§ **TASK**: Below are the records; locate each line with the word "content" and copy it.

+++ MATERIAL FOR THIS EXERCISE +++

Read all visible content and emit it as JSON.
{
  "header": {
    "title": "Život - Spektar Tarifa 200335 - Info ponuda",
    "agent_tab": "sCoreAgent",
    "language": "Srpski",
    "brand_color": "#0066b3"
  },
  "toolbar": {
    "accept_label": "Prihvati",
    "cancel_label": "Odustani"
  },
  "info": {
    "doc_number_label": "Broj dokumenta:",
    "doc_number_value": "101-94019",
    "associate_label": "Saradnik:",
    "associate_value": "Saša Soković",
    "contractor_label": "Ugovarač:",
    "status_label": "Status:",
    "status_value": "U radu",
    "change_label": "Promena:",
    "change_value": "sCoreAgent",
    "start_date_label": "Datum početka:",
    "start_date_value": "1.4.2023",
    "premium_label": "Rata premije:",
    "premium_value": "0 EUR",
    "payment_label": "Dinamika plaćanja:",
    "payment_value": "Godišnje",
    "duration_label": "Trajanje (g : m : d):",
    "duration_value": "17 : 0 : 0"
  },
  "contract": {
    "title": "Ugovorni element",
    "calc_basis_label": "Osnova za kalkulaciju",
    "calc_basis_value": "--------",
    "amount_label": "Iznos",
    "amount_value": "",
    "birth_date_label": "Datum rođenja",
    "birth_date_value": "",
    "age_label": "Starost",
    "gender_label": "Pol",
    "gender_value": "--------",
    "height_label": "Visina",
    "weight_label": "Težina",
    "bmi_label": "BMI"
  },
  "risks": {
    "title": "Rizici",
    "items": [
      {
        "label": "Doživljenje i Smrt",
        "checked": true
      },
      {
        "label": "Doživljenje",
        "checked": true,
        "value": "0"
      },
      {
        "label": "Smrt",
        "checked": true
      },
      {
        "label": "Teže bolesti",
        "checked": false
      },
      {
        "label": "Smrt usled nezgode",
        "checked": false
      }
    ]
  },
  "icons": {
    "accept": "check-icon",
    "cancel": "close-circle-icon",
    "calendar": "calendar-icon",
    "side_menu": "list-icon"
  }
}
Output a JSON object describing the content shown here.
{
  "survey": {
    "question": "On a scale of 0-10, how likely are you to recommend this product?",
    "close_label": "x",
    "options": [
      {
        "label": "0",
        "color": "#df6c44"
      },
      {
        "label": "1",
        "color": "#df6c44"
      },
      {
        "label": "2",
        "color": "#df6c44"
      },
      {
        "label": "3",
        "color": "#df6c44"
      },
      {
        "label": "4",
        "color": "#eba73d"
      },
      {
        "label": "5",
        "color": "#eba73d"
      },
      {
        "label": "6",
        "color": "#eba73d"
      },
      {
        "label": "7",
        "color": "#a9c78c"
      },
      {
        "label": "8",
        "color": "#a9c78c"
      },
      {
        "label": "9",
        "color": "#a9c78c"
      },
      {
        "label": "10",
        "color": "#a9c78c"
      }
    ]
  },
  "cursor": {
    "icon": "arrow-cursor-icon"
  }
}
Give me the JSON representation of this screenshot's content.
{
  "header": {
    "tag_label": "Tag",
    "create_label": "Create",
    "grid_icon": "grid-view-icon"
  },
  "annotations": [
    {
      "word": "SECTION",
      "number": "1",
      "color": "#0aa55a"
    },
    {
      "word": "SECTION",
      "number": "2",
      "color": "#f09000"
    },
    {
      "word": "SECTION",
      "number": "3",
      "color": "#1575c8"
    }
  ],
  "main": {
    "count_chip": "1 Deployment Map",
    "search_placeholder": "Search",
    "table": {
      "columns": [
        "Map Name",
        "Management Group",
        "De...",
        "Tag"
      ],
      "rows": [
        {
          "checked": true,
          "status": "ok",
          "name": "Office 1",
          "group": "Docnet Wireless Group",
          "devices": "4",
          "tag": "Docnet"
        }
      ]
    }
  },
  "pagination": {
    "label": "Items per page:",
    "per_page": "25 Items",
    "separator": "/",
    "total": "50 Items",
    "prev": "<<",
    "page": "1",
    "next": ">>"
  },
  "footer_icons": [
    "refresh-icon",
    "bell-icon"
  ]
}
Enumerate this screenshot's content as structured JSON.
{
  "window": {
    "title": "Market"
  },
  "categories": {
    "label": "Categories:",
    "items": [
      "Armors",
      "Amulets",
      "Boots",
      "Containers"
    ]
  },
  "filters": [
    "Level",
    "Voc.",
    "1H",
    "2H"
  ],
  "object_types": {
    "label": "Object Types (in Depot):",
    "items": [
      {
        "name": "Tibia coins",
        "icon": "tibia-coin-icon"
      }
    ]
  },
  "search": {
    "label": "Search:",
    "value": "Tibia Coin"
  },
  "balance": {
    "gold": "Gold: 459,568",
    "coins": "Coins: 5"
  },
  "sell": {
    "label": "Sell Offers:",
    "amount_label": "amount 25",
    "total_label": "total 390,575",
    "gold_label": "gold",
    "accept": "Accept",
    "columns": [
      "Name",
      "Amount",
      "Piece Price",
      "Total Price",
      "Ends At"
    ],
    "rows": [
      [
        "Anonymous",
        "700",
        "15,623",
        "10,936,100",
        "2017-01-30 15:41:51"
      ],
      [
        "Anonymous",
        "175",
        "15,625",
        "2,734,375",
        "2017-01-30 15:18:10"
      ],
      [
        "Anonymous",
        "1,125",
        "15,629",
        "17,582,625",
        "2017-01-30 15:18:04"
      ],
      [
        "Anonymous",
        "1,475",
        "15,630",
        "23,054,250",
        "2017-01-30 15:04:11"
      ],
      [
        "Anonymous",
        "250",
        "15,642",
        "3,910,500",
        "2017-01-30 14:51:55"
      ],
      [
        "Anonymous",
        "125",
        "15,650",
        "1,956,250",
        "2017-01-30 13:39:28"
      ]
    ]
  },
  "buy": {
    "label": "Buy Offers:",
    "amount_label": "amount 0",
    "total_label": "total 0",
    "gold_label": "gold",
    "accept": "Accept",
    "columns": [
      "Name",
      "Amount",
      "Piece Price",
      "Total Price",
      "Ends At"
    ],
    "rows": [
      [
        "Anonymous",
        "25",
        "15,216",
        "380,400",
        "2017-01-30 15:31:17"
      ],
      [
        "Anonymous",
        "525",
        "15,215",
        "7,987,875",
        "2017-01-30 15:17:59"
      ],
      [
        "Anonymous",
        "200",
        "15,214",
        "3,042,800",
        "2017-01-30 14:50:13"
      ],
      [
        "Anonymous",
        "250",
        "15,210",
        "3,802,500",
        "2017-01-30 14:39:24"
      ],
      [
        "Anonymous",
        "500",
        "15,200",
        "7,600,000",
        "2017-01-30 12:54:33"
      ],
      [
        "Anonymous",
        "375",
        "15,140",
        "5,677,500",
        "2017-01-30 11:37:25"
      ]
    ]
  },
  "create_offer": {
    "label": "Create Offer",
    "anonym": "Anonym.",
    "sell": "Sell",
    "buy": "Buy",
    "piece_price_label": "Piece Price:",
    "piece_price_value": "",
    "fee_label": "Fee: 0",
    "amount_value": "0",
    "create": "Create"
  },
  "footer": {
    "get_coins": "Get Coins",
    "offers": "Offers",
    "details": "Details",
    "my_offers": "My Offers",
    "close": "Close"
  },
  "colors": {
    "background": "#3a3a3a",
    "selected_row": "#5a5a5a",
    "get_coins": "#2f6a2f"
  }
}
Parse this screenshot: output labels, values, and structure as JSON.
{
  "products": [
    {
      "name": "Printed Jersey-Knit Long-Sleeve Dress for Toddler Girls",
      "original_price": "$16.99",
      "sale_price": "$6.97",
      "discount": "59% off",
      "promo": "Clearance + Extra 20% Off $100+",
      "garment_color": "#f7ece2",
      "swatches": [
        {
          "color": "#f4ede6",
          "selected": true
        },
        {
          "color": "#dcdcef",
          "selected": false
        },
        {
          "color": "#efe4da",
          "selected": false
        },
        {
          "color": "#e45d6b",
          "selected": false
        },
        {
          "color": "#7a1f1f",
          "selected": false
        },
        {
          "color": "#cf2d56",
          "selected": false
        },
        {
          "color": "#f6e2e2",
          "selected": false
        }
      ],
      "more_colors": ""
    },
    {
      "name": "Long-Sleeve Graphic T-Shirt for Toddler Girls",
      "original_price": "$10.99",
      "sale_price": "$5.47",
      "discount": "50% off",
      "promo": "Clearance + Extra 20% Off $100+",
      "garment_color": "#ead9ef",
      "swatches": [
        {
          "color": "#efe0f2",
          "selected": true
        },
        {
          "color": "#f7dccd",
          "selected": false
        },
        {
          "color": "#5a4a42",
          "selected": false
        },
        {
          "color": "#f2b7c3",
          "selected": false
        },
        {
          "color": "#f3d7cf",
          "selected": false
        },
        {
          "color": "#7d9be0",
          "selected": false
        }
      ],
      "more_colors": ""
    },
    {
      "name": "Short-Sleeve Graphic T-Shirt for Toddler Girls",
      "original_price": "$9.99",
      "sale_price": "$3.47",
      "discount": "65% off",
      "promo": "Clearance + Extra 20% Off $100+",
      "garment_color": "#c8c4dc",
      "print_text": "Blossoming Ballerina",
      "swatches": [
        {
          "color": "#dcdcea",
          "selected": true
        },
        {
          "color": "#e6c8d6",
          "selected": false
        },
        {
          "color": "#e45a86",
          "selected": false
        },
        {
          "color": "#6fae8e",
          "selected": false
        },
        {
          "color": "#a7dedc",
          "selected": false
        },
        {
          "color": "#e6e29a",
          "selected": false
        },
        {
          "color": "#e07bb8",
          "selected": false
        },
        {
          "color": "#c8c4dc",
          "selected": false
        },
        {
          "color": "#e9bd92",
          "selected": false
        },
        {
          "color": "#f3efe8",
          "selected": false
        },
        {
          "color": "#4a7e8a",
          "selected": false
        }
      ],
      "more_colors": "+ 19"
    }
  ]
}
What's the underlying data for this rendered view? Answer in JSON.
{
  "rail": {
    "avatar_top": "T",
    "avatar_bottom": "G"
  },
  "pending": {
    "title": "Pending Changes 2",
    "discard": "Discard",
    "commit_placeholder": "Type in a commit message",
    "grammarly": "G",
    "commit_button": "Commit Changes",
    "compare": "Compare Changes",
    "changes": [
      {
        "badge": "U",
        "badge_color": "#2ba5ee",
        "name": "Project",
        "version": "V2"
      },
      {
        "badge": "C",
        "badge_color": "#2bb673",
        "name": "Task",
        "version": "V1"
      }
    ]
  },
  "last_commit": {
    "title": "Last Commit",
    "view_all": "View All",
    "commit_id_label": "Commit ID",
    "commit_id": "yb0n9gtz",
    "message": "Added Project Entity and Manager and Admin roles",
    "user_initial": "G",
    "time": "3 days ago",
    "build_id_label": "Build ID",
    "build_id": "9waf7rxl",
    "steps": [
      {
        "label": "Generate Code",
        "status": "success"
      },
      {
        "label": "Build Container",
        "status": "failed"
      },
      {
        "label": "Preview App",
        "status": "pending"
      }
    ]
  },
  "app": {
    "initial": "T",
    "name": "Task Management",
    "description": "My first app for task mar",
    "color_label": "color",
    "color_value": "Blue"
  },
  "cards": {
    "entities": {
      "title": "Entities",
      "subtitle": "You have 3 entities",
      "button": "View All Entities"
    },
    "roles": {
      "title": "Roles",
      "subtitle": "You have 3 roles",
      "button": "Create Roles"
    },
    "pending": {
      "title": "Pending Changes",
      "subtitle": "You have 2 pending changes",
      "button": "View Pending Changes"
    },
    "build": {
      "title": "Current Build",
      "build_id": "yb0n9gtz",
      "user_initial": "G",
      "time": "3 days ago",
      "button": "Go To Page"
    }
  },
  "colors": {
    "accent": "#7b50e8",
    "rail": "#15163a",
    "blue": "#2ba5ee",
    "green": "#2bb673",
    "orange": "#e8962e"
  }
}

+++

§ **SOLUTION**:
Read all visible content and emit it as JSON.
Output a JSON object describing the content shown here.
Give me the JSON representation of this screenshot's content.
Enumerate this screenshot's content as structured JSON.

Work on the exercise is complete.